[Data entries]
++++++++

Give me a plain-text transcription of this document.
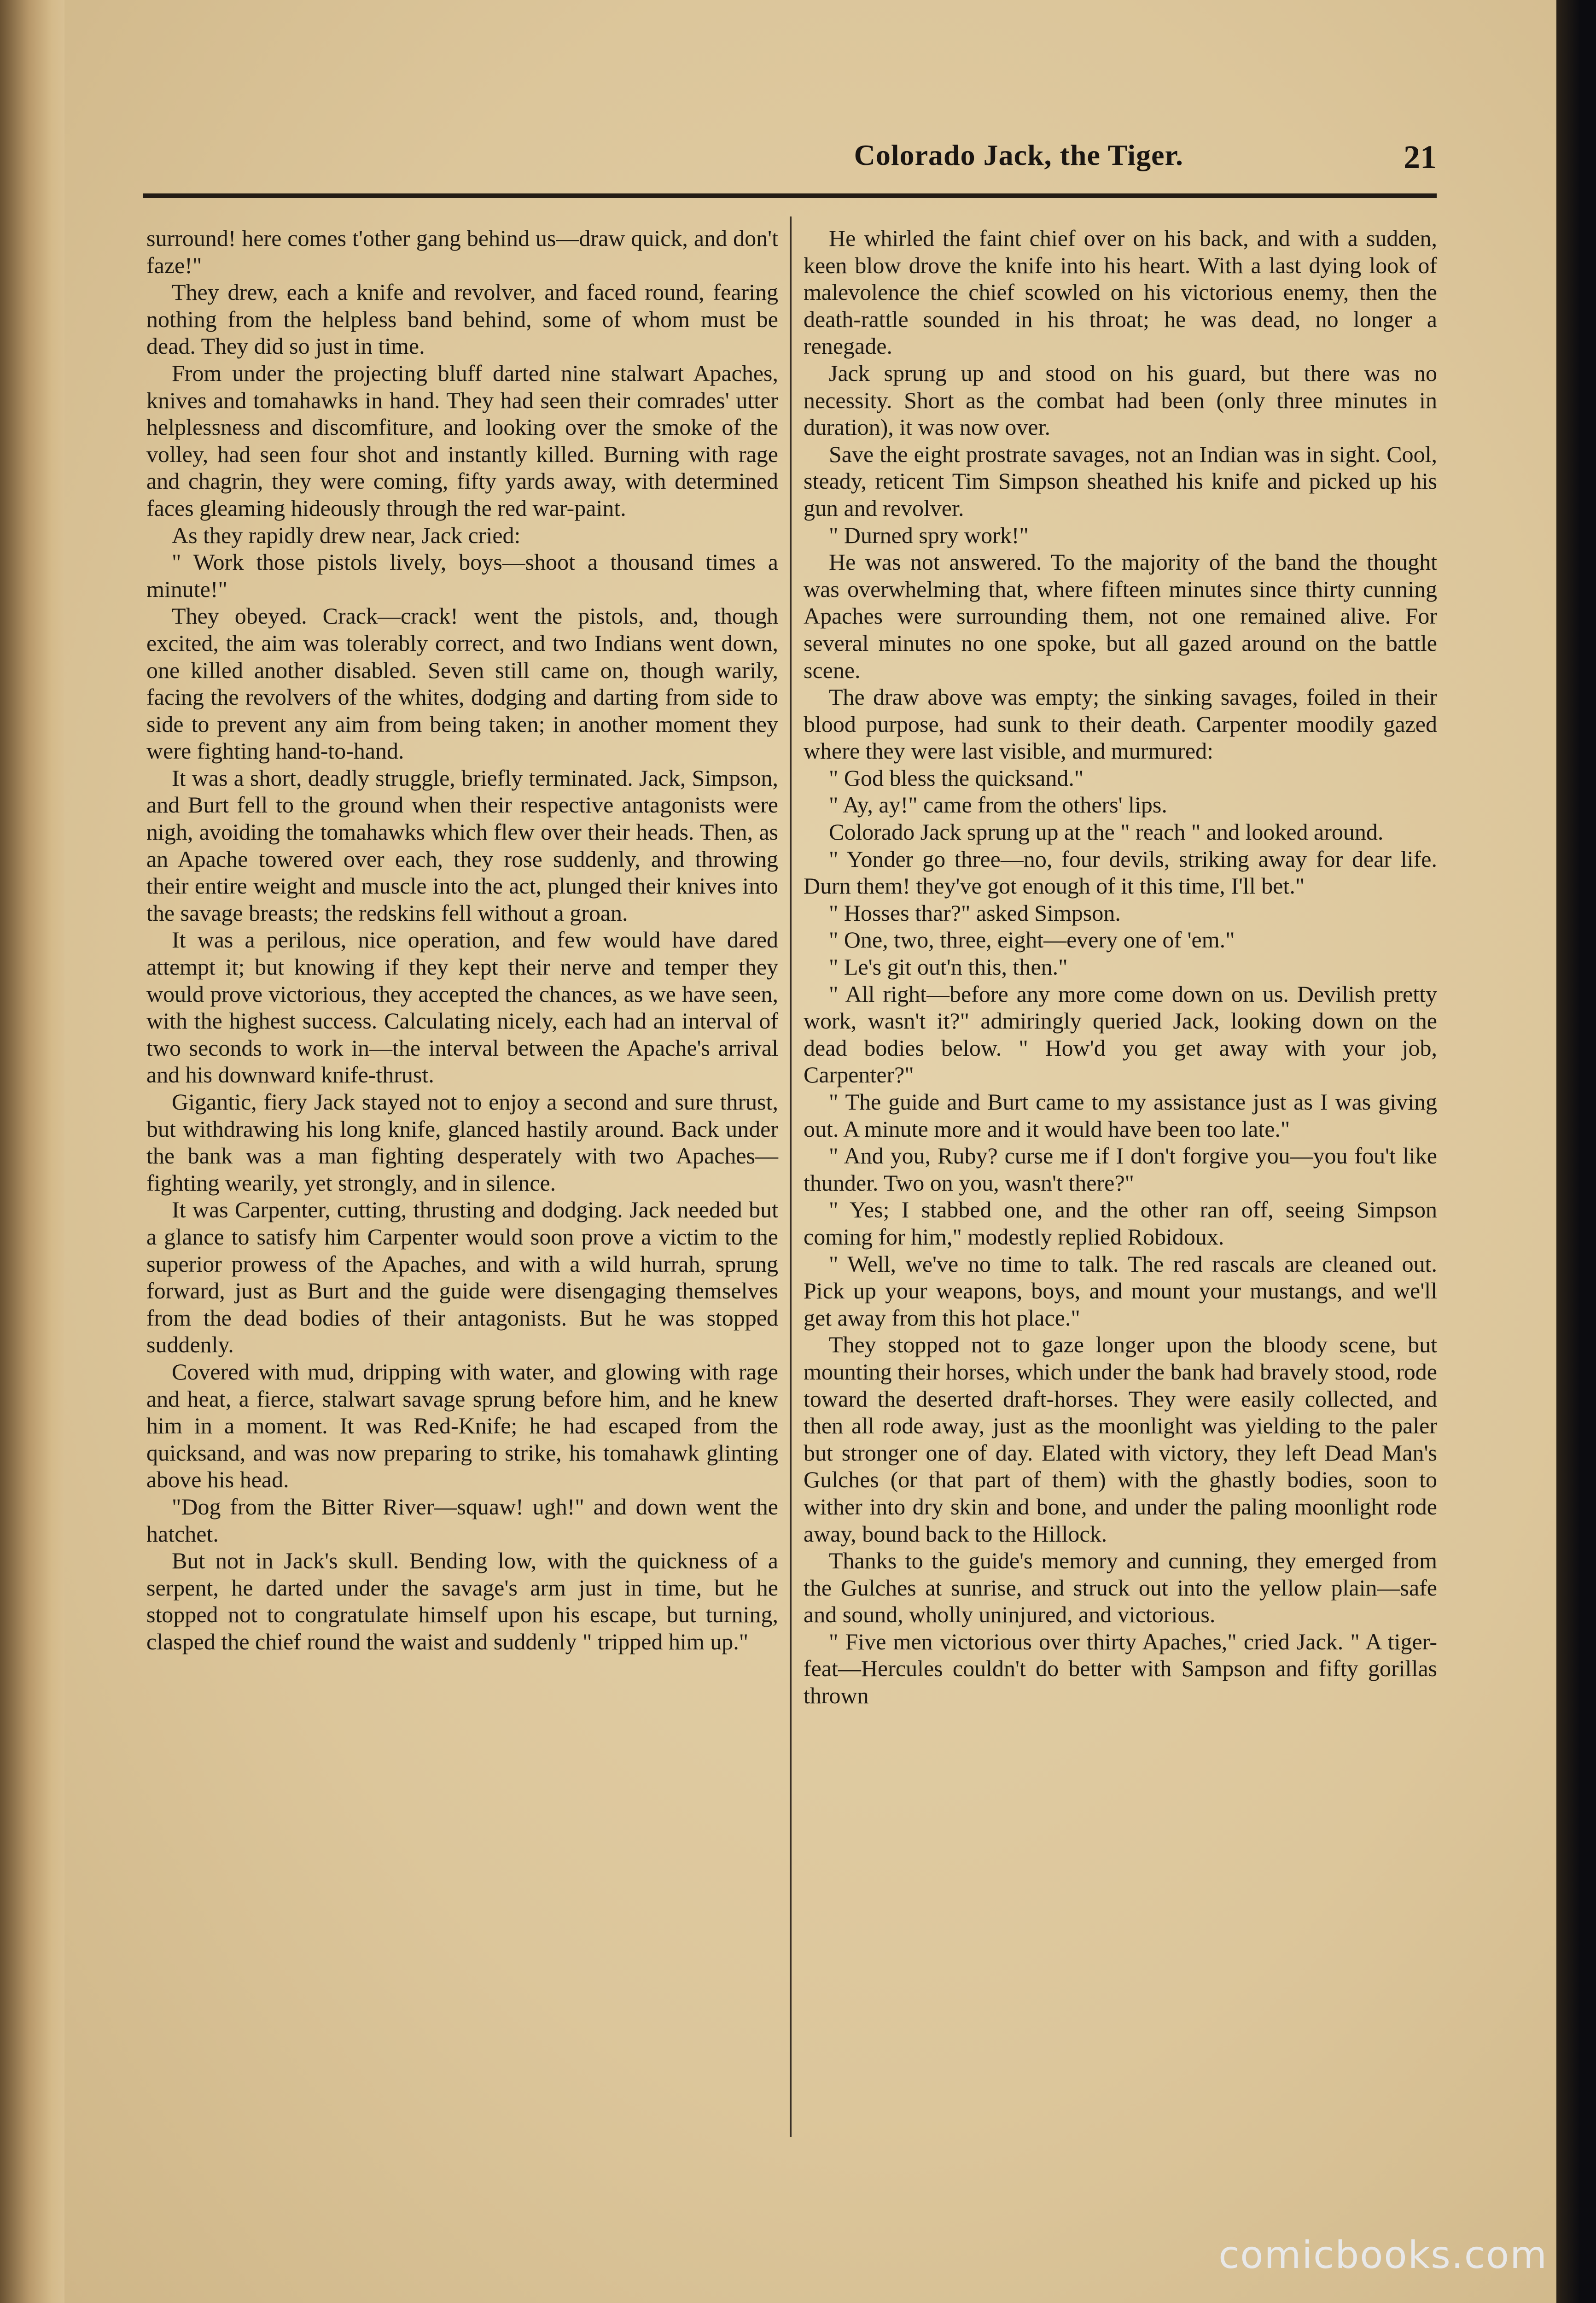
Colorado Jack, the Tiger.	21

surround! here comes t'other gang behind us—draw quick, and don't faze!"

They drew, each a knife and revolver, and faced round, fearing nothing from the helpless band behind, some of whom must be dead. They did so just in time.

From under the projecting bluff darted nine stalwart Apaches, knives and tomahawks in hand. They had seen their comrades' utter helplessness and discomfiture, and looking over the smoke of the volley, had seen four shot and instantly killed. Burning with rage and chagrin, they were coming, fifty yards away, with determined faces gleaming hideously through the red war-paint.

As they rapidly drew near, Jack cried:

" Work those pistols lively, boys—shoot a thousand times a minute!"

They obeyed. Crack—crack! went the pistols, and, though excited, the aim was tolerably correct, and two Indians went down, one killed another disabled. Seven still came on, though warily, facing the revolvers of the whites, dodging and darting from side to side to prevent any aim from being taken; in another moment they were fighting hand-to-hand.

It was a short, deadly struggle, briefly terminated. Jack, Simpson, and Burt fell to the ground when their respective antagonists were nigh, avoiding the tomahawks which flew over their heads. Then, as an Apache towered over each, they rose suddenly, and throwing their entire weight and muscle into the act, plunged their knives into the savage breasts; the redskins fell without a groan.

It was a perilous, nice operation, and few would have dared attempt it; but knowing if they kept their nerve and temper they would prove victorious, they accepted the chances, as we have seen, with the highest success. Calculating nicely, each had an interval of two seconds to work in—the interval between the Apache's arrival and his downward knife-thrust.

Gigantic, fiery Jack stayed not to enjoy a second and sure thrust, but withdrawing his long knife, glanced hastily around. Back under the bank was a man fighting desperately with two Apaches—fighting wearily, yet strongly, and in silence.

It was Carpenter, cutting, thrusting and dodging. Jack needed but a glance to satisfy him Carpenter would soon prove a victim to the superior prowess of the Apaches, and with a wild hurrah, sprung forward, just as Burt and the guide were disengaging themselves from the dead bodies of their antagonists. But he was stopped suddenly.

Covered with mud, dripping with water, and glowing with rage and heat, a fierce, stalwart savage sprung before him, and he knew him in a moment. It was Red-Knife; he had escaped from the quicksand, and was now preparing to strike, his tomahawk glinting above his head.

"Dog from the Bitter River—squaw! ugh!" and down went the hatchet.

But not in Jack's skull. Bending low, with the quickness of a serpent, he darted under the savage's arm just in time, but he stopped not to congratulate himself upon his escape, but turning, clasped the chief round the waist and suddenly " tripped him up."

He whirled the faint chief over on his back, and with a sudden, keen blow drove the knife into his heart. With a last dying look of malevolence the chief scowled on his victorious enemy, then the death-rattle sounded in his throat; he was dead, no longer a renegade.

Jack sprung up and stood on his guard, but there was no necessity. Short as the combat had been (only three minutes in duration), it was now over.

Save the eight prostrate savages, not an Indian was in sight. Cool, steady, reticent Tim Simpson sheathed his knife and picked up his gun and revolver.

" Durned spry work!"

He was not answered. To the majority of the band the thought was overwhelming that, where fifteen minutes since thirty cunning Apaches were surrounding them, not one remained alive. For several minutes no one spoke, but all gazed around on the battle scene.

The draw above was empty; the sinking savages, foiled in their blood purpose, had sunk to their death. Carpenter moodily gazed where they were last visible, and murmured:

" God bless the quicksand."

" Ay, ay!" came from the others' lips.

Colorado Jack sprung up at the " reach " and looked around.

" Yonder go three—no, four devils, striking away for dear life. Durn them! they've got enough of it this time, I'll bet."

" Hosses thar?" asked Simpson.

" One, two, three, eight—every one of 'em."

" Le's git out'n this, then."

" All right—before any more come down on us. Devilish pretty work, wasn't it?" admiringly queried Jack, looking down on the dead bodies below. " How'd you get away with your job, Carpenter?"

" The guide and Burt came to my assistance just as I was giving out. A minute more and it would have been too late."

" And you, Ruby? curse me if I don't forgive you—you fou't like thunder. Two on you, wasn't there?"

" Yes; I stabbed one, and the other ran off, seeing Simpson coming for him," modestly replied Robidoux.

" Well, we've no time to talk. The red rascals are cleaned out. Pick up your weapons, boys, and mount your mustangs, and we'll get away from this hot place."

They stopped not to gaze longer upon the bloody scene, but mounting their horses, which under the bank had bravely stood, rode toward the deserted draft-horses. They were easily collected, and then all rode away, just as the moonlight was yielding to the paler but stronger one of day. Elated with victory, they left Dead Man's Gulches (or that part of them) with the ghastly bodies, soon to wither into dry skin and bone, and under the paling moonlight rode away, bound back to the Hillock.

Thanks to the guide's memory and cunning, they emerged from the Gulches at sunrise, and struck out into the yellow plain—safe and sound, wholly uninjured, and victorious.

" Five men victorious over thirty Apaches," cried Jack. " A tiger-feat—Hercules couldn't do better with Sampson and fifty gorillas thrown

comicbooks.com
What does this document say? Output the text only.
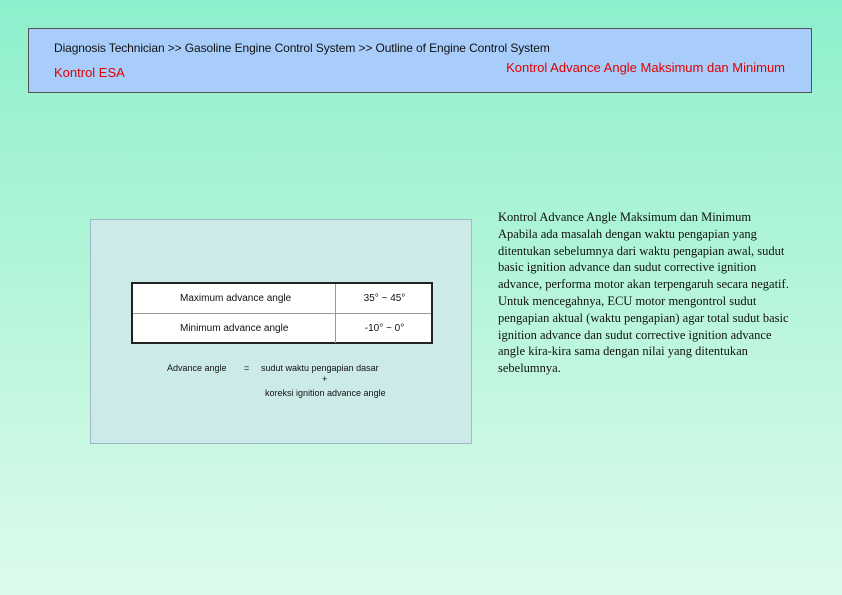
Diagnosis Technician >> Gasoline Engine Control System >> Outline of Engine Control System
Kontrol ESA	Kontrol Advance Angle Maksimum dan Minimum
Maximum advance angle	35° ~ 45°
Minimum advance angle	-10° ~ 0°
Advance angle = sudut waktu pengapian dasar
+
koreksi ignition advance angle

Kontrol Advance Angle Maksimum dan Minimum

Apabila ada masalah dengan waktu pengapian yang ditentukan sebelumnya dari waktu pengapian awal, sudut basic ignition advance dan sudut corrective ignition advance, performa motor akan terpengaruh secara negatif. Untuk mencegahnya, ECU motor mengontrol sudut pengapian aktual (waktu pengapian) agar total sudut basic ignition advance dan sudut corrective ignition advance angle kira-kira sama dengan nilai yang ditentukan sebelumnya.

++++++++

*Brief*.
Scan the lines for the string "Minimum". Copy out each line that matches.

*Exercise result*.
Kontrol ESA	Kontrol Advance Angle Maksimum dan Minimum
Minimum advance angle	-10° ~ 0°
Kontrol Advance Angle Maksimum dan Minimum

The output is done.